• [Short problem] Using the records below, locate all lines containing "произведенного" and return them.

*-*-*

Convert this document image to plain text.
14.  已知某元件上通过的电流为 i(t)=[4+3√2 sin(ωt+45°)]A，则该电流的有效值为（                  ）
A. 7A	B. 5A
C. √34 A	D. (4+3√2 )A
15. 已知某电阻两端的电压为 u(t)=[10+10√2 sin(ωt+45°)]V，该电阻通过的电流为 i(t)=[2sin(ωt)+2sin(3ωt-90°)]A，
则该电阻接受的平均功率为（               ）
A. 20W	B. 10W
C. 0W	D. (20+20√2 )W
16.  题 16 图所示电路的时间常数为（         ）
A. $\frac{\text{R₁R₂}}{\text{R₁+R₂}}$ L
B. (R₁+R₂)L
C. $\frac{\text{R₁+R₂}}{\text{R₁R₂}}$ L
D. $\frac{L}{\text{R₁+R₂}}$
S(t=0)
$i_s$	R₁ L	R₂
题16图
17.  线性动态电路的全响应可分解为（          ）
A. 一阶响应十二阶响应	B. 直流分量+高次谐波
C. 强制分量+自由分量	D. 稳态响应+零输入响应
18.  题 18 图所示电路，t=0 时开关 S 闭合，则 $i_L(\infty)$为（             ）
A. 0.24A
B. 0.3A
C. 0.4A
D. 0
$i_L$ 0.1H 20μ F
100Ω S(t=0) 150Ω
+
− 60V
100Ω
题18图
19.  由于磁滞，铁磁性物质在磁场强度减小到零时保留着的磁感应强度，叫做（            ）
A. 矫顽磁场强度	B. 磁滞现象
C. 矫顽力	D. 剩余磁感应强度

*-*-*

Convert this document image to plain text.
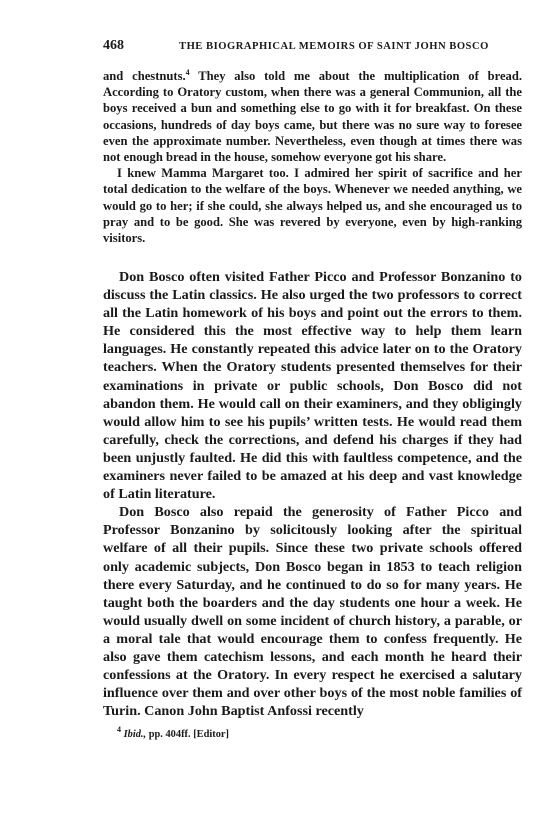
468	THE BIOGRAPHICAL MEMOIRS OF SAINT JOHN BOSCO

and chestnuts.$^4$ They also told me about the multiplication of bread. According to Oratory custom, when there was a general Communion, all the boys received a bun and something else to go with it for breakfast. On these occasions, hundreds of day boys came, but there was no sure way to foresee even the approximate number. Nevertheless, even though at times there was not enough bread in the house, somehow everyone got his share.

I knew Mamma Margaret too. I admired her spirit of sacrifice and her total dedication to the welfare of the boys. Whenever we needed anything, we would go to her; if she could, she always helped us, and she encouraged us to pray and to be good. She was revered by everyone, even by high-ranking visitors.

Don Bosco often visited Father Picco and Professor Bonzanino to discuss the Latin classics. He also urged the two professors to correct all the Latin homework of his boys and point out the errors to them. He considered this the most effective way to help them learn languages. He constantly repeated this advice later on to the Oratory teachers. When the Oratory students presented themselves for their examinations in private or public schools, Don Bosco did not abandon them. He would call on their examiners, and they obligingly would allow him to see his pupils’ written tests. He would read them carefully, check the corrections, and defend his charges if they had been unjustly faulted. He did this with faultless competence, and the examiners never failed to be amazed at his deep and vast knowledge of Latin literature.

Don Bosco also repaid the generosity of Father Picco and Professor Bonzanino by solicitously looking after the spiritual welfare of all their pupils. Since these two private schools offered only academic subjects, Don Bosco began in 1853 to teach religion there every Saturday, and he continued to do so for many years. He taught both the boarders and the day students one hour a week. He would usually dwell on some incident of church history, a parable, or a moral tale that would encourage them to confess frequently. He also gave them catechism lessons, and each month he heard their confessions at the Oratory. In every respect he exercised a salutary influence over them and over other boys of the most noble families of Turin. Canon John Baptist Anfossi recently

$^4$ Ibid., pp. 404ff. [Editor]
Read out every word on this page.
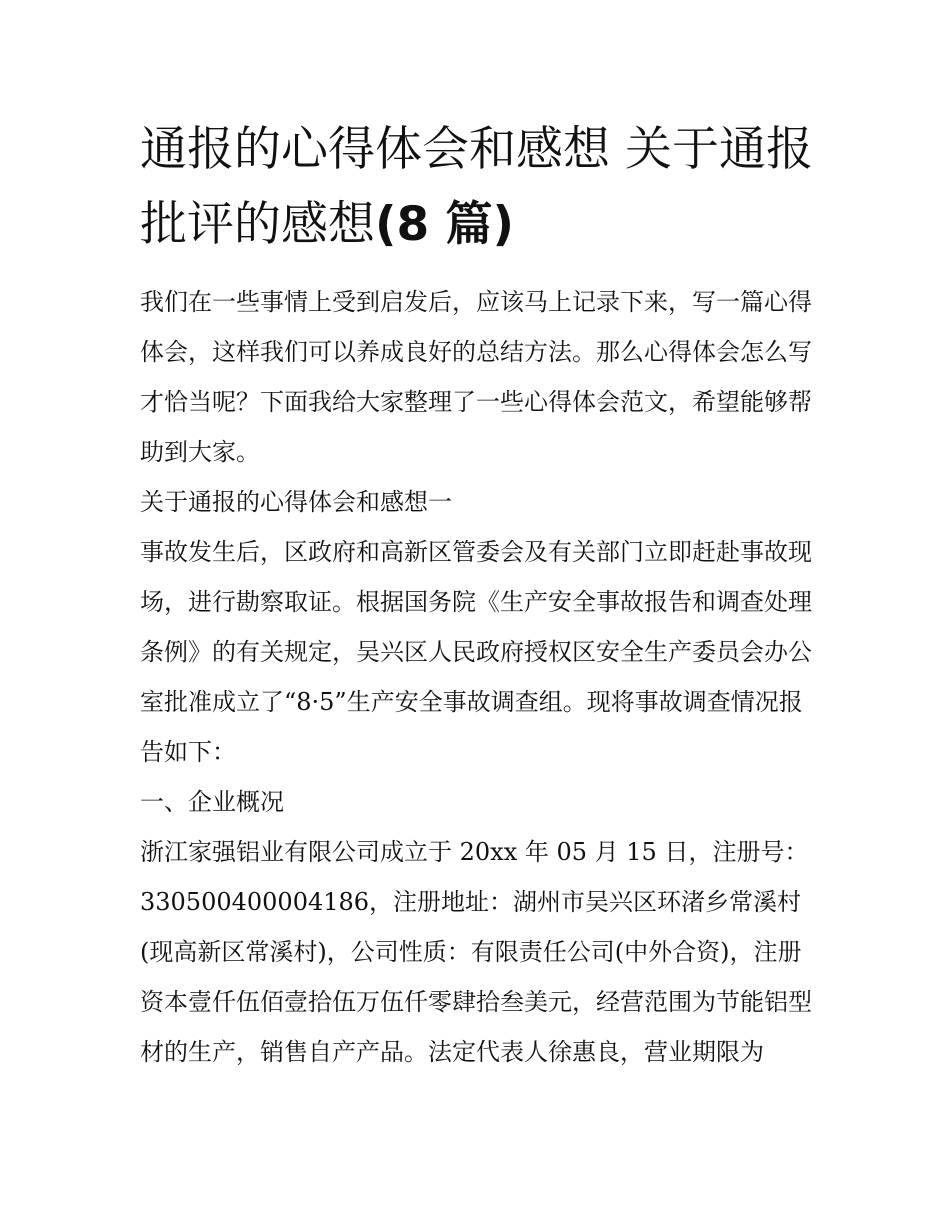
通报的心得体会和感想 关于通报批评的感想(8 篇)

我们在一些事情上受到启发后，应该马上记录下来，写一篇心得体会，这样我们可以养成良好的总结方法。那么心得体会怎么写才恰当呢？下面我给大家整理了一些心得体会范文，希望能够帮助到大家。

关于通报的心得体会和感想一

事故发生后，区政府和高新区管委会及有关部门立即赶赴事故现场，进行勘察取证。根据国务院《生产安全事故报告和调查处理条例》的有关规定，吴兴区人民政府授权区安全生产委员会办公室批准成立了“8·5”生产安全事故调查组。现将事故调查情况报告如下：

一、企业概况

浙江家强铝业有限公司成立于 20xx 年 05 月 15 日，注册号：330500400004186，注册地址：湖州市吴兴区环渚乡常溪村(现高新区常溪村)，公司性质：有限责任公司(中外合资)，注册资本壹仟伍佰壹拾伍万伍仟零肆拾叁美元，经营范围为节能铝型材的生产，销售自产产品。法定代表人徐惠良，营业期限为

*-*-*

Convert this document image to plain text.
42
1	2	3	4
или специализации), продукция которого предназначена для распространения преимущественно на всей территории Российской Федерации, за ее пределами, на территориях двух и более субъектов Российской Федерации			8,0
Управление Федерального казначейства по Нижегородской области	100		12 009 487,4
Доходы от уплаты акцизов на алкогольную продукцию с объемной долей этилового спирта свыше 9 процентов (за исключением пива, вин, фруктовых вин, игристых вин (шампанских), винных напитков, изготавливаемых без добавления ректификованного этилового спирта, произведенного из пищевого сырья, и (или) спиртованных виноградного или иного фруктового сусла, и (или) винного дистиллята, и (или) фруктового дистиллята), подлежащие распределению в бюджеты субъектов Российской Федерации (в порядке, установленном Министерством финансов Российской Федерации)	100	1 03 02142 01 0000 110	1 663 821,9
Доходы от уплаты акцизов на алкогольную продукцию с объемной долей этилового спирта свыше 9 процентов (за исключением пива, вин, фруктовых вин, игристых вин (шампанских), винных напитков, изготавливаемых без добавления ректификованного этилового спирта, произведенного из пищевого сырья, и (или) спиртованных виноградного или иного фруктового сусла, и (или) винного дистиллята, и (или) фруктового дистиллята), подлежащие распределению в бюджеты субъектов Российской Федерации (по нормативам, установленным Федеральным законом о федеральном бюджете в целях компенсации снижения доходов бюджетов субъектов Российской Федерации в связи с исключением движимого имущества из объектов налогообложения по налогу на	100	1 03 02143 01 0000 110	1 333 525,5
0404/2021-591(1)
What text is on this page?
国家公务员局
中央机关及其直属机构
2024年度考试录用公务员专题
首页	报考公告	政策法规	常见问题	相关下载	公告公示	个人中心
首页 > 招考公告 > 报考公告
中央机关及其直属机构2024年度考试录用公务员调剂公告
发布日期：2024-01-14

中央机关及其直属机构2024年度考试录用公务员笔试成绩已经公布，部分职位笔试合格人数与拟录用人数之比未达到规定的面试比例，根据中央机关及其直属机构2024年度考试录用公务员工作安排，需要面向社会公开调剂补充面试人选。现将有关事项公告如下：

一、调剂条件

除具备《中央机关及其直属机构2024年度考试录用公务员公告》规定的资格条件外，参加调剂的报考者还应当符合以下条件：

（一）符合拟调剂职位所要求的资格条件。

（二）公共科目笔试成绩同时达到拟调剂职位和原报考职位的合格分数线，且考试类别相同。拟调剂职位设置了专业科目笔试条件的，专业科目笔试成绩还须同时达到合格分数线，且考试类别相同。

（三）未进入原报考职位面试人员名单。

*-*-*

• [Complete response]
Доходы от уплаты акцизов на алкогольную продукцию с объемной долей этилового спирта свыше 9 процентов (за исключением пива, вин, фруктовых вин, игристых вин (шампанских), винных напитков, изготавливаемых без добавления ректификованного этилового спирта, произведенного из пищевого сырья, и (или) спиртованных виноградного или иного фруктового сусла, и (или) винного дистиллята, и (или) фруктового дистиллята), подлежащие распределению в бюджеты субъектов Российской Федерации (в порядке, установленном Министерством финансов Российской Федерации)	100	1 03 02142 01 0000 110	1 663 821,9
Доходы от уплаты акцизов на алкогольную продукцию с объемной долей этилового спирта свыше 9 процентов (за исключением пива, вин, фруктовых вин, игристых вин (шампанских), винных напитков, изготавливаемых без добавления ректификованного этилового спирта, произведенного из пищевого сырья, и (или) спиртованных виноградного или иного фруктового сусла, и (или) винного дистиллята, и (или) фруктового дистиллята), подлежащие распределению в бюджеты субъектов Российской Федерации (по нормативам, установленным Федеральным законом о федеральном бюджете в целях компенсации снижения доходов бюджетов субъектов Российской Федерации в связи с исключением движимого имущества из объектов налогообложения по налогу на	100	1 03 02143 01 0000 110	1 333 525,5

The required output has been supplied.